**Work to be completed:** Emit the data below verbatim, stripping out any pictures.

[Start]

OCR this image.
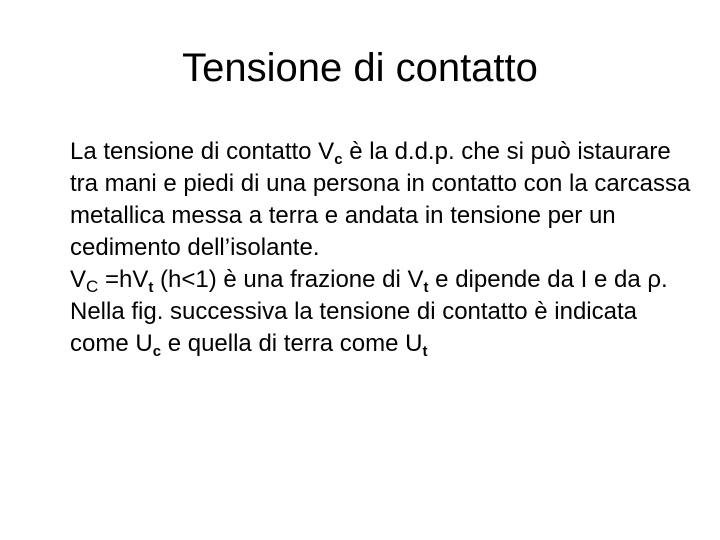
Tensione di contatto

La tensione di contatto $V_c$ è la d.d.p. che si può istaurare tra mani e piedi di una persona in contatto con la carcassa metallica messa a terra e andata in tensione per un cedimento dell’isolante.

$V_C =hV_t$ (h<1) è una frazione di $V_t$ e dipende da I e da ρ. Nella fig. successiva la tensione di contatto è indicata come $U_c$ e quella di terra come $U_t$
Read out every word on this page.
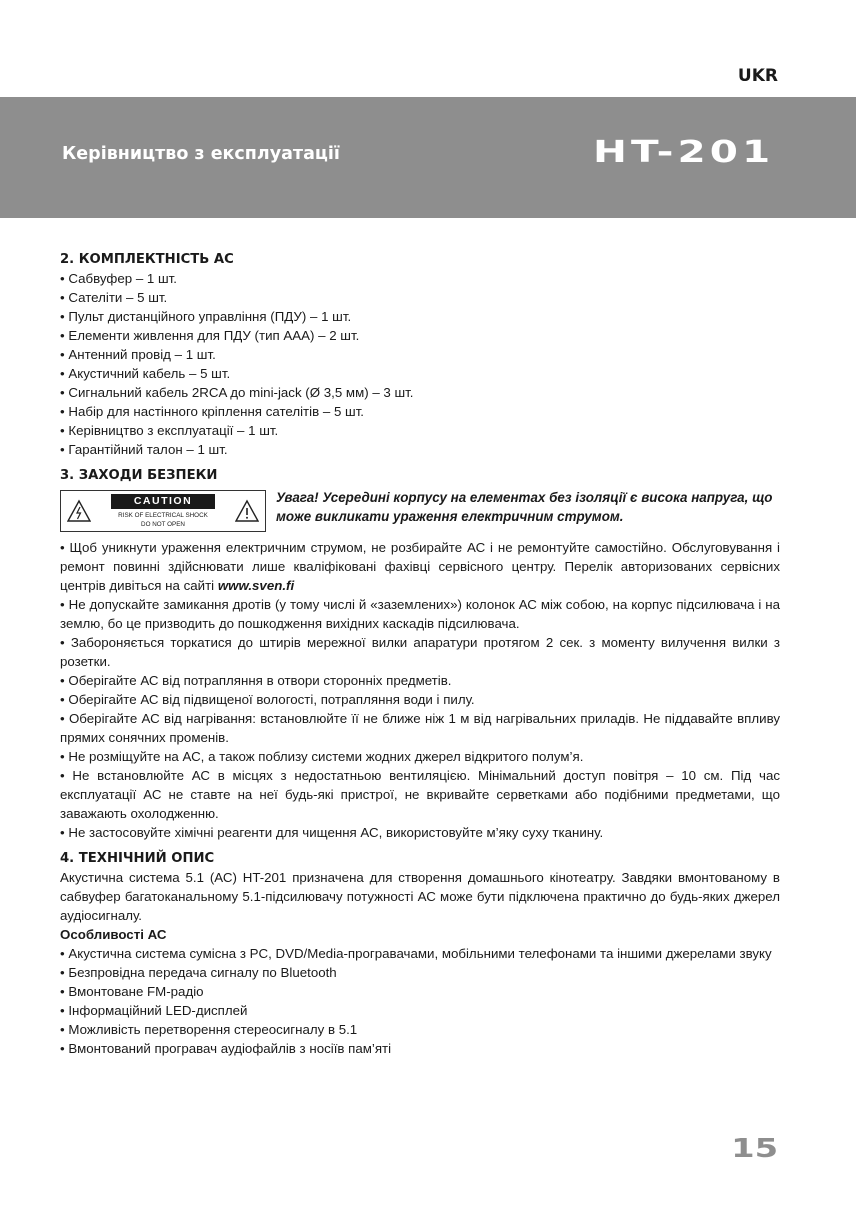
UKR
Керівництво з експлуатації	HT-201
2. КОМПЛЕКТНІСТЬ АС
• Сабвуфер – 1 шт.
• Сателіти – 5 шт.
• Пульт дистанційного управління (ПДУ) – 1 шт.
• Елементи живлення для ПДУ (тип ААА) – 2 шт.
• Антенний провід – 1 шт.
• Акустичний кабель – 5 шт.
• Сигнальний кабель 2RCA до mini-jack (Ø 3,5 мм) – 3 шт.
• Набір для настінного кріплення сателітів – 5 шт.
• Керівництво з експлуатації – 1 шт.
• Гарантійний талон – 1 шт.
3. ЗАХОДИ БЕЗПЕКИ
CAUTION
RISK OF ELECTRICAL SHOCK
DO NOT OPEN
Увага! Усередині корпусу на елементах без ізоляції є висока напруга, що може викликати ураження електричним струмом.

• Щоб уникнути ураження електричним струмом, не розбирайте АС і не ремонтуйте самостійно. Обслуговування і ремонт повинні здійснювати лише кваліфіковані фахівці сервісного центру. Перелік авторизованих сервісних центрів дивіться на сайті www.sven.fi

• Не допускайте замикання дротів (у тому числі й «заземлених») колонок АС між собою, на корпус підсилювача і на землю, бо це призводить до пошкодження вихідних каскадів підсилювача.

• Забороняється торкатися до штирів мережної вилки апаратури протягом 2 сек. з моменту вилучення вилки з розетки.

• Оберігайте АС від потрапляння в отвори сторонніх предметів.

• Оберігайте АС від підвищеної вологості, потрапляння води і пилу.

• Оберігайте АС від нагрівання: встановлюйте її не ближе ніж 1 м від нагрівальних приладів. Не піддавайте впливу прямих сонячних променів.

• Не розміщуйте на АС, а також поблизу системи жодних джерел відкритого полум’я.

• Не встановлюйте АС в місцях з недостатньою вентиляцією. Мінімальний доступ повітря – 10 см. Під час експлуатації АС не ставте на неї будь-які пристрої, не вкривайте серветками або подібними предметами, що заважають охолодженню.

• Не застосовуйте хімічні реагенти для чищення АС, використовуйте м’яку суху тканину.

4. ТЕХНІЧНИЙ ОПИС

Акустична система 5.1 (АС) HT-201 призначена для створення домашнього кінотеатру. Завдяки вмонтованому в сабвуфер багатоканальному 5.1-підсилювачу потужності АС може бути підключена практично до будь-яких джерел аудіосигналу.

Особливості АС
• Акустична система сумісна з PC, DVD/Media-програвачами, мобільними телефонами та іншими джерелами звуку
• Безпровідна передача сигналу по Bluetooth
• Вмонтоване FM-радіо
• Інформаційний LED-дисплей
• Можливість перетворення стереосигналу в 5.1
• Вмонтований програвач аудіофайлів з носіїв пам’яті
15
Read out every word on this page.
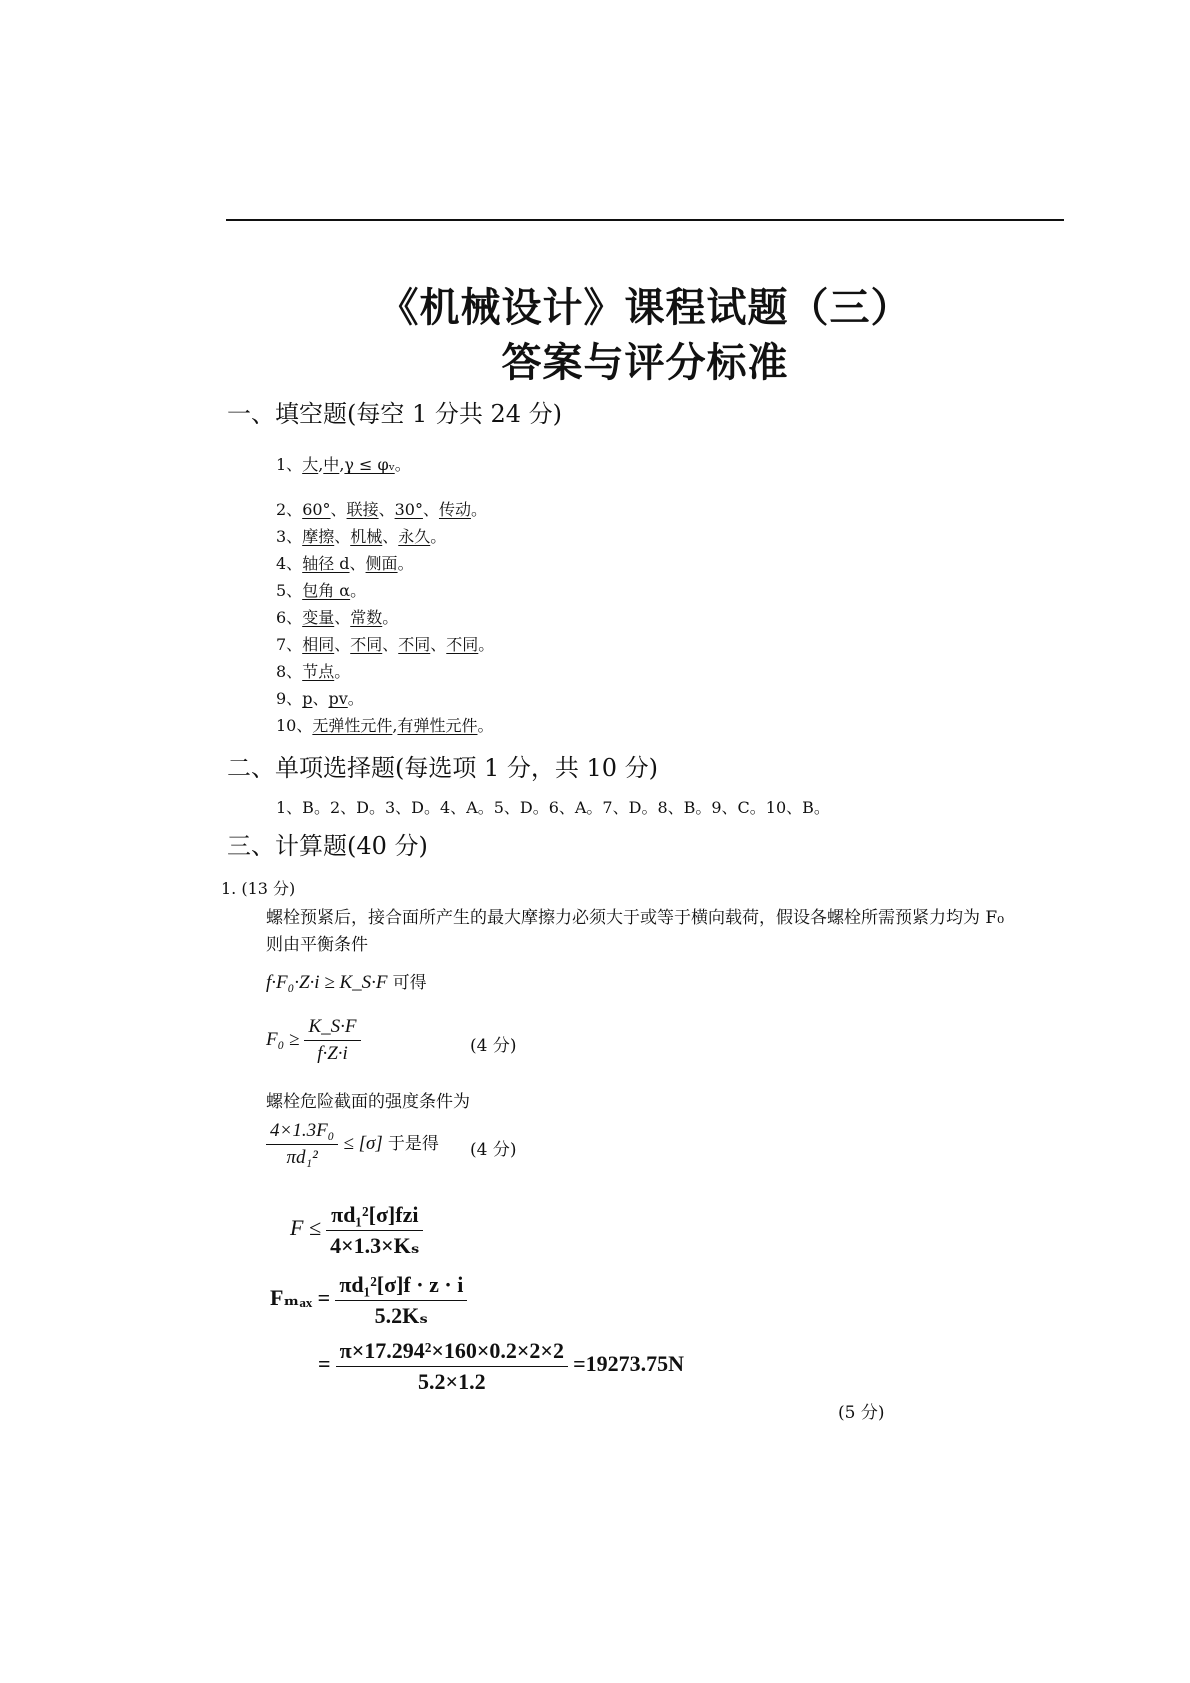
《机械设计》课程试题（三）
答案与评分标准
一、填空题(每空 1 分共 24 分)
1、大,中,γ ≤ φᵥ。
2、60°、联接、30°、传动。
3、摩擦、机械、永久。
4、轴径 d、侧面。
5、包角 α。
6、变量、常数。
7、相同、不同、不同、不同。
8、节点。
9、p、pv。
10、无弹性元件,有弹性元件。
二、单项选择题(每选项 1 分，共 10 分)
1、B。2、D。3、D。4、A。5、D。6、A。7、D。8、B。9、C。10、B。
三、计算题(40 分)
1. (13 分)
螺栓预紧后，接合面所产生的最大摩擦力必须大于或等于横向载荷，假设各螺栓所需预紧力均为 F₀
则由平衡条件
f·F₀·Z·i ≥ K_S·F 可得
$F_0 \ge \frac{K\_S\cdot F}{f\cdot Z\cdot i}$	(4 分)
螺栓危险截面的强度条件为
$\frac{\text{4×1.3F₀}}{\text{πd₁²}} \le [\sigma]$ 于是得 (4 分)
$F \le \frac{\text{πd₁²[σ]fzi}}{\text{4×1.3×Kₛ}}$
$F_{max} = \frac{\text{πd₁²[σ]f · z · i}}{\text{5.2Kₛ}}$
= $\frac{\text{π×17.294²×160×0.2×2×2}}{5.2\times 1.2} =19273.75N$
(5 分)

[End]

**Response to this task:**
OCR this image.
Tensione di contatto

La tensione di contatto $V_c$ è la d.d.p. che si può istaurare tra mani e piedi di una persona in contatto con la carcassa metallica messa a terra e andata in tensione per un cedimento dell’isolante.

$V_C =hV_t$ (h<1) è una frazione di $V_t$ e dipende da I e da ρ. Nella fig. successiva la tensione di contatto è indicata come $U_c$ e quella di terra come $U_t$
Read out every word on this page.
UKR
Керівництво з експлуатації	HT-201
2. КОМПЛЕКТНІСТЬ АС
• Сабвуфер – 1 шт.
• Сателіти – 5 шт.
• Пульт дистанційного управління (ПДУ) – 1 шт.
• Елементи живлення для ПДУ (тип ААА) – 2 шт.
• Антенний провід – 1 шт.
• Акустичний кабель – 5 шт.
• Сигнальний кабель 2RCA до mini-jack (Ø 3,5 мм) – 3 шт.
• Набір для настінного кріплення сателітів – 5 шт.
• Керівництво з експлуатації – 1 шт.
• Гарантійний талон – 1 шт.
3. ЗАХОДИ БЕЗПЕКИ
CAUTION
RISK OF ELECTRICAL SHOCK
DO NOT OPEN
Увага! Усередині корпусу на елементах без ізоляції є висока напруга, що може викликати ураження електричним струмом.

• Щоб уникнути ураження електричним струмом, не розбирайте АС і не ремонтуйте самостійно. Обслуговування і ремонт повинні здійснювати лише кваліфіковані фахівці сервісного центру. Перелік авторизованих сервісних центрів дивіться на сайті www.sven.fi

• Не допускайте замикання дротів (у тому числі й «заземлених») колонок АС між собою, на корпус підсилювача і на землю, бо це призводить до пошкодження вихідних каскадів підсилювача.

• Забороняється торкатися до штирів мережної вилки апаратури протягом 2 сек. з моменту вилучення вилки з розетки.

• Оберігайте АС від потрапляння в отвори сторонніх предметів.

• Оберігайте АС від підвищеної вологості, потрапляння води і пилу.

• Оберігайте АС від нагрівання: встановлюйте її не ближе ніж 1 м від нагрівальних приладів. Не піддавайте впливу прямих сонячних променів.

• Не розміщуйте на АС, а також поблизу системи жодних джерел відкритого полум’я.

• Не встановлюйте АС в місцях з недостатньою вентиляцією. Мінімальний доступ повітря – 10 см. Під час експлуатації АС не ставте на неї будь-які пристрої, не вкривайте серветками або подібними предметами, що заважають охолодженню.

• Не застосовуйте хімічні реагенти для чищення АС, використовуйте м’яку суху тканину.

4. ТЕХНІЧНИЙ ОПИС

Акустична система 5.1 (АС) HT-201 призначена для створення домашнього кінотеатру. Завдяки вмонтованому в сабвуфер багатоканальному 5.1-підсилювачу потужності АС може бути підключена практично до будь-яких джерел аудіосигналу.

Особливості АС
• Акустична система сумісна з PC, DVD/Media-програвачами, мобільними телефонами та іншими джерелами звуку
• Безпровідна передача сигналу по Bluetooth
• Вмонтоване FM-радіо
• Інформаційний LED-дисплей
• Можливість перетворення стереосигналу в 5.1
• Вмонтований програвач аудіофайлів з носіїв пам’яті
15
Read out every word on this page.
《机械设计》课程试题（三）
答案与评分标准
一、填空题(每空 1 分共 24 分)
1、大,中,γ ≤ φᵥ。
2、60°、联接、30°、传动。
3、摩擦、机械、永久。
4、轴径 d、侧面。
5、包角 α。
6、变量、常数。
7、相同、不同、不同、不同。
8、节点。
9、p、pv。
10、无弹性元件,有弹性元件。
二、单项选择题(每选项 1 分，共 10 分)
1、B。2、D。3、D。4、A。5、D。6、A。7、D。8、B。9、C。10、B。
三、计算题(40 分)
1. (13 分)
螺栓预紧后，接合面所产生的最大摩擦力必须大于或等于横向载荷，假设各螺栓所需预紧力均为 F₀
则由平衡条件
f·F₀·Z·i ≥ K_S·F 可得
$F_0 \ge \frac{K\_S\cdot F}{f\cdot Z\cdot i}$	(4 分)
螺栓危险截面的强度条件为
$\frac{\text{4×1.3F₀}}{\text{πd₁²}} \le [\sigma]$ 于是得 (4 分)
$F \le \frac{\text{πd₁²[σ]fzi}}{\text{4×1.3×Kₛ}}$
$F_{max} = \frac{\text{πd₁²[σ]f · z · i}}{\text{5.2Kₛ}}$
= $\frac{\text{π×17.294²×160×0.2×2×2}}{5.2\times 1.2} =19273.75N$
(5 分)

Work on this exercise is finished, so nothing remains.